» PROBLEM REQUIREMENTS:
Extract the full listing verbatim and drop any pictures from your copy.

----

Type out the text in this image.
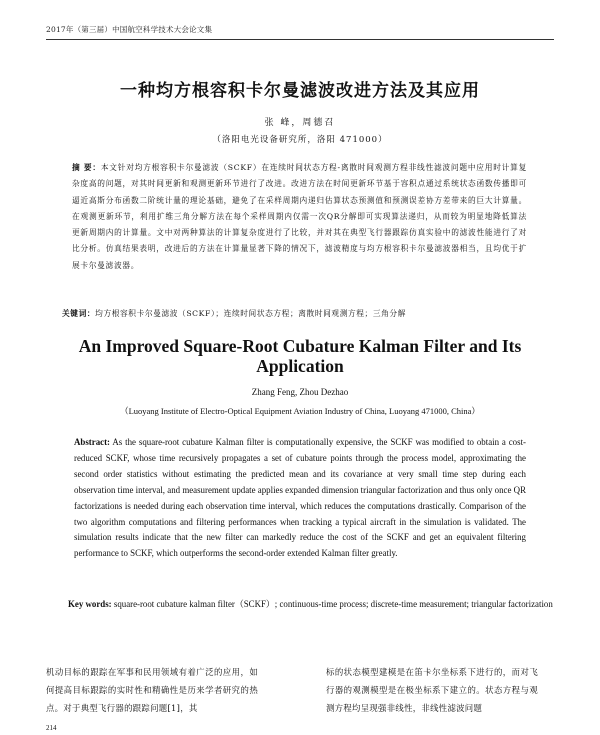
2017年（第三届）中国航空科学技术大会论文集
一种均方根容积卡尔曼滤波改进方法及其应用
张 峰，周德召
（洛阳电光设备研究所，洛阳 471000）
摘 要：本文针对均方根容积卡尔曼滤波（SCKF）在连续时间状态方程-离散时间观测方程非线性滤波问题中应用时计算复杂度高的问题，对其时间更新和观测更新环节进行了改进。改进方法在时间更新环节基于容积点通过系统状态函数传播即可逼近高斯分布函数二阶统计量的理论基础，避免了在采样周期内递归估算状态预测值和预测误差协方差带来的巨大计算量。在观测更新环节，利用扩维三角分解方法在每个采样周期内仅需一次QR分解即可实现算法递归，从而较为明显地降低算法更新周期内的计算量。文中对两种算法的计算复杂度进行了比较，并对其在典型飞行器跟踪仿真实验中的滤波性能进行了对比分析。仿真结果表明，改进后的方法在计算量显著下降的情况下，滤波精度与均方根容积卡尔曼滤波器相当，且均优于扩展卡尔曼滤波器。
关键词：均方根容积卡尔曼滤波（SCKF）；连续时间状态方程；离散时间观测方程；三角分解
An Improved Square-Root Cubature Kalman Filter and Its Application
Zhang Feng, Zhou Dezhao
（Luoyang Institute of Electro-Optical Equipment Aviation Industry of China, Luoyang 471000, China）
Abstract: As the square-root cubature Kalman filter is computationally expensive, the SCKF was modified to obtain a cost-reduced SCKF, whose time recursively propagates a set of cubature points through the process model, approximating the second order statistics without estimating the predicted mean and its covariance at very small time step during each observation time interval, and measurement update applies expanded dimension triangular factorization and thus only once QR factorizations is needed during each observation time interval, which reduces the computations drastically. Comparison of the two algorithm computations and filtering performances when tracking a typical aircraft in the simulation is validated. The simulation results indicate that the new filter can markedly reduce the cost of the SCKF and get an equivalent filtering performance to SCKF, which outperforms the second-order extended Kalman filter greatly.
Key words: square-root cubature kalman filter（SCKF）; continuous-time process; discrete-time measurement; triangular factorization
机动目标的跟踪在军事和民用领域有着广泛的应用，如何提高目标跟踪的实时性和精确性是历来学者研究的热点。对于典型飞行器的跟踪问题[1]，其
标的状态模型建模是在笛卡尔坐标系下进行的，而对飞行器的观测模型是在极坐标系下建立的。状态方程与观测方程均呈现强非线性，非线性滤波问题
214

----

» TASK RESPONSE:
Type out the text in this image.
2017年（第三届）中国航空科学技术大会论文集
一种均方根容积卡尔曼滤波改进方法及其应用
张 峰，周德召
（洛阳电光设备研究所，洛阳 471000）
摘 要：本文针对均方根容积卡尔曼滤波（SCKF）在连续时间状态方程-离散时间观测方程非线性滤波问题中应用时计算复杂度高的问题，对其时间更新和观测更新环节进行了改进。改进方法在时间更新环节基于容积点通过系统状态函数传播即可逼近高斯分布函数二阶统计量的理论基础，避免了在采样周期内递归估算状态预测值和预测误差协方差带来的巨大计算量。在观测更新环节，利用扩维三角分解方法在每个采样周期内仅需一次QR分解即可实现算法递归，从而较为明显地降低算法更新周期内的计算量。文中对两种算法的计算复杂度进行了比较，并对其在典型飞行器跟踪仿真实验中的滤波性能进行了对比分析。仿真结果表明，改进后的方法在计算量显著下降的情况下，滤波精度与均方根容积卡尔曼滤波器相当，且均优于扩展卡尔曼滤波器。
关键词：均方根容积卡尔曼滤波（SCKF）；连续时间状态方程；离散时间观测方程；三角分解
An Improved Square-Root Cubature Kalman Filter and Its Application
Zhang Feng, Zhou Dezhao
（Luoyang Institute of Electro-Optical Equipment Aviation Industry of China, Luoyang 471000, China）
Abstract: As the square-root cubature Kalman filter is computationally expensive, the SCKF was modified to obtain a cost-reduced SCKF, whose time recursively propagates a set of cubature points through the process model, approximating the second order statistics without estimating the predicted mean and its covariance at very small time step during each observation time interval, and measurement update applies expanded dimension triangular factorization and thus only once QR factorizations is needed during each observation time interval, which reduces the computations drastically. Comparison of the two algorithm computations and filtering performances when tracking a typical aircraft in the simulation is validated. The simulation results indicate that the new filter can markedly reduce the cost of the SCKF and get an equivalent filtering performance to SCKF, which outperforms the second-order extended Kalman filter greatly.
Key words: square-root cubature kalman filter（SCKF）; continuous-time process; discrete-time measurement; triangular factorization
机动目标的跟踪在军事和民用领域有着广泛的应用，如何提高目标跟踪的实时性和精确性是历来学者研究的热点。对于典型飞行器的跟踪问题[1]，其
标的状态模型建模是在笛卡尔坐标系下进行的，而对飞行器的观测模型是在极坐标系下建立的。状态方程与观测方程均呈现强非线性，非线性滤波问题
214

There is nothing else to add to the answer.